→ GOAL OF THE EXERCISE
Print every record below exactly as written.

→ DATASET EXTRACT
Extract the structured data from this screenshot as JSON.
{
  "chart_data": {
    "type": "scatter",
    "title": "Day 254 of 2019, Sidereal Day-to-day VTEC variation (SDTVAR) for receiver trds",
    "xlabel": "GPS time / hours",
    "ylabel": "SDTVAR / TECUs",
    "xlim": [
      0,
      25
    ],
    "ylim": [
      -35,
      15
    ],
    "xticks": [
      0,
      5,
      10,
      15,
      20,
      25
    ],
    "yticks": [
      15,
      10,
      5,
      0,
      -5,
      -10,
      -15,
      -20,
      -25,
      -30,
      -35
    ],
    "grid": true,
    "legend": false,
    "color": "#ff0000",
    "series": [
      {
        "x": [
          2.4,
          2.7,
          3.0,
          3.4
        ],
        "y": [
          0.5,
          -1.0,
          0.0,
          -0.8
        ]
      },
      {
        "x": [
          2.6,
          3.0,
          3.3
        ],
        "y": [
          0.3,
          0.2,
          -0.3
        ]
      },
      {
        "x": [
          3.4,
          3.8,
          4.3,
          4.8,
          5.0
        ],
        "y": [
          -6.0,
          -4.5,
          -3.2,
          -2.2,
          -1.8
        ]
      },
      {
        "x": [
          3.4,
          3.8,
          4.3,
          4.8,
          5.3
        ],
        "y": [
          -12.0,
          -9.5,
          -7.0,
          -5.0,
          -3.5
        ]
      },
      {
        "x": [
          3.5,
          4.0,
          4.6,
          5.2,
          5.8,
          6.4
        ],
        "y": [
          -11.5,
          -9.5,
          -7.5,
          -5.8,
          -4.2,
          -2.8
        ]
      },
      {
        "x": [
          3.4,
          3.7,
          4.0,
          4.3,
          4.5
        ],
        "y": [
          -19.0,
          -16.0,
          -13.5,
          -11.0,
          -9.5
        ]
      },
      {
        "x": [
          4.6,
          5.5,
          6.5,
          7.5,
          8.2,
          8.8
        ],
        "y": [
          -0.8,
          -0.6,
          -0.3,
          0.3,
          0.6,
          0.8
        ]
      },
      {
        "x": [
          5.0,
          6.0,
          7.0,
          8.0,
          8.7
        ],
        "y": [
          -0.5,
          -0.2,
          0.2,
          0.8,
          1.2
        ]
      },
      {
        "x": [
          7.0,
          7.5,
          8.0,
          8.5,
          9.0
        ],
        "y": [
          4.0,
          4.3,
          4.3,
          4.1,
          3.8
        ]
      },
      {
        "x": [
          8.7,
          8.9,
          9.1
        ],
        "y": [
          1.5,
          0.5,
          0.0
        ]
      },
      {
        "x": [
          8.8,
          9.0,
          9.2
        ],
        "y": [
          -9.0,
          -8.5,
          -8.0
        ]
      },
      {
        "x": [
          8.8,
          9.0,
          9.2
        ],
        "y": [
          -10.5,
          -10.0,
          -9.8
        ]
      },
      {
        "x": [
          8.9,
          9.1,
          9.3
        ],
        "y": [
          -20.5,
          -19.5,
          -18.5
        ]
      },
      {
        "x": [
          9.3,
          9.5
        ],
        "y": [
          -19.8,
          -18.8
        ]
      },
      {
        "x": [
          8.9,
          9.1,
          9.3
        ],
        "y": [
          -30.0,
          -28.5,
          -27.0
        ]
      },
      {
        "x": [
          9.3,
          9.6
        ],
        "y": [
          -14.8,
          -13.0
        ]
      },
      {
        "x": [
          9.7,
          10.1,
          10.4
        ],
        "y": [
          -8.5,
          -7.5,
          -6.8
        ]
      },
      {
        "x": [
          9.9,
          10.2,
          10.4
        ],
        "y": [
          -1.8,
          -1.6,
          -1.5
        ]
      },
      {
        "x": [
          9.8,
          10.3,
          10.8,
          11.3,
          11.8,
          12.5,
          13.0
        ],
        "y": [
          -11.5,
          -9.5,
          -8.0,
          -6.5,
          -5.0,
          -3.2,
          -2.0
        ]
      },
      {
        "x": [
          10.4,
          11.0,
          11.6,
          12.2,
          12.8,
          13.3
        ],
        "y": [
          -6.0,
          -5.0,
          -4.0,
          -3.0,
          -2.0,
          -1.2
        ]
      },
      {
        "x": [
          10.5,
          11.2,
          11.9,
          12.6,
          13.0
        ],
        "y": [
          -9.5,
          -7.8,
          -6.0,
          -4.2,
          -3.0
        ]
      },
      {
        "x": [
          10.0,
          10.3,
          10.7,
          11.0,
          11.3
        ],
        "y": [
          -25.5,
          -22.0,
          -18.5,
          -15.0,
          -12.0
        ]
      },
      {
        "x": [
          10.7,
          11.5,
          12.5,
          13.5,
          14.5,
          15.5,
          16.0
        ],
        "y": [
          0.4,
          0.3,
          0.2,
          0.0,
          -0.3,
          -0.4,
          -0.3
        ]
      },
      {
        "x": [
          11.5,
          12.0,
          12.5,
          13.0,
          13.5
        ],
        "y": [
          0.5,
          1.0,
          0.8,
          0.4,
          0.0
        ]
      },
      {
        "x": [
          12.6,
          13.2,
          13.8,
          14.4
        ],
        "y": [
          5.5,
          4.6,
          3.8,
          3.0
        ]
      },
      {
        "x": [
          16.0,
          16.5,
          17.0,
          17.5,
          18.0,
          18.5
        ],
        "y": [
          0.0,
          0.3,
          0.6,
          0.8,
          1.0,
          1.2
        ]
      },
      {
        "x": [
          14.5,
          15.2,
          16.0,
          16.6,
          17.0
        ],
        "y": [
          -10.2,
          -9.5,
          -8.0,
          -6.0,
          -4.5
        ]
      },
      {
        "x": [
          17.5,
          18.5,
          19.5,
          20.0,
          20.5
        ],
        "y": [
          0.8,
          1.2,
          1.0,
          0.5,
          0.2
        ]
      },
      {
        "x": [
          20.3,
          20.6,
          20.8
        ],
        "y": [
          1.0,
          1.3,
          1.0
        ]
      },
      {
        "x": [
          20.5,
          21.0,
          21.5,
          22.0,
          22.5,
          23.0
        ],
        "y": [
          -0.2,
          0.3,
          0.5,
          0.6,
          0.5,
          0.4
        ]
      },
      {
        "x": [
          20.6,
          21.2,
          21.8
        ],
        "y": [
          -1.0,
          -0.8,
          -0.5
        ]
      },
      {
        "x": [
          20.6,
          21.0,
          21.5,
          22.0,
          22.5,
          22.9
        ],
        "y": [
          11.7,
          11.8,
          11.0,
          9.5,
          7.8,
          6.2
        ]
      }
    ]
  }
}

→ FINISHED EXERCISE
Extract the structured data from this screenshot as JSON.
{
  "chart_data": {
    "type": "scatter",
    "title": "Day 254 of 2019, Sidereal Day-to-day VTEC variation (SDTVAR) for receiver trds",
    "xlabel": "GPS time / hours",
    "ylabel": "SDTVAR / TECUs",
    "xlim": [
      0,
      25
    ],
    "ylim": [
      -35,
      15
    ],
    "xticks": [
      0,
      5,
      10,
      15,
      20,
      25
    ],
    "yticks": [
      15,
      10,
      5,
      0,
      -5,
      -10,
      -15,
      -20,
      -25,
      -30,
      -35
    ],
    "grid": true,
    "legend": false,
    "color": "#ff0000",
    "series": [
      {
        "x": [
          2.4,
          2.7,
          3.0,
          3.4
        ],
        "y": [
          0.5,
          -1.0,
          0.0,
          -0.8
        ]
      },
      {
        "x": [
          2.6,
          3.0,
          3.3
        ],
        "y": [
          0.3,
          0.2,
          -0.3
        ]
      },
      {
        "x": [
          3.4,
          3.8,
          4.3,
          4.8,
          5.0
        ],
        "y": [
          -6.0,
          -4.5,
          -3.2,
          -2.2,
          -1.8
        ]
      },
      {
        "x": [
          3.4,
          3.8,
          4.3,
          4.8,
          5.3
        ],
        "y": [
          -12.0,
          -9.5,
          -7.0,
          -5.0,
          -3.5
        ]
      },
      {
        "x": [
          3.5,
          4.0,
          4.6,
          5.2,
          5.8,
          6.4
        ],
        "y": [
          -11.5,
          -9.5,
          -7.5,
          -5.8,
          -4.2,
          -2.8
        ]
      },
      {
        "x": [
          3.4,
          3.7,
          4.0,
          4.3,
          4.5
        ],
        "y": [
          -19.0,
          -16.0,
          -13.5,
          -11.0,
          -9.5
        ]
      },
      {
        "x": [
          4.6,
          5.5,
          6.5,
          7.5,
          8.2,
          8.8
        ],
        "y": [
          -0.8,
          -0.6,
          -0.3,
          0.3,
          0.6,
          0.8
        ]
      },
      {
        "x": [
          5.0,
          6.0,
          7.0,
          8.0,
          8.7
        ],
        "y": [
          -0.5,
          -0.2,
          0.2,
          0.8,
          1.2
        ]
      },
      {
        "x": [
          7.0,
          7.5,
          8.0,
          8.5,
          9.0
        ],
        "y": [
          4.0,
          4.3,
          4.3,
          4.1,
          3.8
        ]
      },
      {
        "x": [
          8.7,
          8.9,
          9.1
        ],
        "y": [
          1.5,
          0.5,
          0.0
        ]
      },
      {
        "x": [
          8.8,
          9.0,
          9.2
        ],
        "y": [
          -9.0,
          -8.5,
          -8.0
        ]
      },
      {
        "x": [
          8.8,
          9.0,
          9.2
        ],
        "y": [
          -10.5,
          -10.0,
          -9.8
        ]
      },
      {
        "x": [
          8.9,
          9.1,
          9.3
        ],
        "y": [
          -20.5,
          -19.5,
          -18.5
        ]
      },
      {
        "x": [
          9.3,
          9.5
        ],
        "y": [
          -19.8,
          -18.8
        ]
      },
      {
        "x": [
          8.9,
          9.1,
          9.3
        ],
        "y": [
          -30.0,
          -28.5,
          -27.0
        ]
      },
      {
        "x": [
          9.3,
          9.6
        ],
        "y": [
          -14.8,
          -13.0
        ]
      },
      {
        "x": [
          9.7,
          10.1,
          10.4
        ],
        "y": [
          -8.5,
          -7.5,
          -6.8
        ]
      },
      {
        "x": [
          9.9,
          10.2,
          10.4
        ],
        "y": [
          -1.8,
          -1.6,
          -1.5
        ]
      },
      {
        "x": [
          9.8,
          10.3,
          10.8,
          11.3,
          11.8,
          12.5,
          13.0
        ],
        "y": [
          -11.5,
          -9.5,
          -8.0,
          -6.5,
          -5.0,
          -3.2,
          -2.0
        ]
      },
      {
        "x": [
          10.4,
          11.0,
          11.6,
          12.2,
          12.8,
          13.3
        ],
        "y": [
          -6.0,
          -5.0,
          -4.0,
          -3.0,
          -2.0,
          -1.2
        ]
      },
      {
        "x": [
          10.5,
          11.2,
          11.9,
          12.6,
          13.0
        ],
        "y": [
          -9.5,
          -7.8,
          -6.0,
          -4.2,
          -3.0
        ]
      },
      {
        "x": [
          10.0,
          10.3,
          10.7,
          11.0,
          11.3
        ],
        "y": [
          -25.5,
          -22.0,
          -18.5,
          -15.0,
          -12.0
        ]
      },
      {
        "x": [
          10.7,
          11.5,
          12.5,
          13.5,
          14.5,
          15.5,
          16.0
        ],
        "y": [
          0.4,
          0.3,
          0.2,
          0.0,
          -0.3,
          -0.4,
          -0.3
        ]
      },
      {
        "x": [
          11.5,
          12.0,
          12.5,
          13.0,
          13.5
        ],
        "y": [
          0.5,
          1.0,
          0.8,
          0.4,
          0.0
        ]
      },
      {
        "x": [
          12.6,
          13.2,
          13.8,
          14.4
        ],
        "y": [
          5.5,
          4.6,
          3.8,
          3.0
        ]
      },
      {
        "x": [
          16.0,
          16.5,
          17.0,
          17.5,
          18.0,
          18.5
        ],
        "y": [
          0.0,
          0.3,
          0.6,
          0.8,
          1.0,
          1.2
        ]
      },
      {
        "x": [
          14.5,
          15.2,
          16.0,
          16.6,
          17.0
        ],
        "y": [
          -10.2,
          -9.5,
          -8.0,
          -6.0,
          -4.5
        ]
      },
      {
        "x": [
          17.5,
          18.5,
          19.5,
          20.0,
          20.5
        ],
        "y": [
          0.8,
          1.2,
          1.0,
          0.5,
          0.2
        ]
      },
      {
        "x": [
          20.3,
          20.6,
          20.8
        ],
        "y": [
          1.0,
          1.3,
          1.0
        ]
      },
      {
        "x": [
          20.5,
          21.0,
          21.5,
          22.0,
          22.5,
          23.0
        ],
        "y": [
          -0.2,
          0.3,
          0.5,
          0.6,
          0.5,
          0.4
        ]
      },
      {
        "x": [
          20.6,
          21.2,
          21.8
        ],
        "y": [
          -1.0,
          -0.8,
          -0.5
        ]
      },
      {
        "x": [
          20.6,
          21.0,
          21.5,
          22.0,
          22.5,
          22.9
        ],
        "y": [
          11.7,
          11.8,
          11.0,
          9.5,
          7.8,
          6.2
        ]
      }
    ]
  }
}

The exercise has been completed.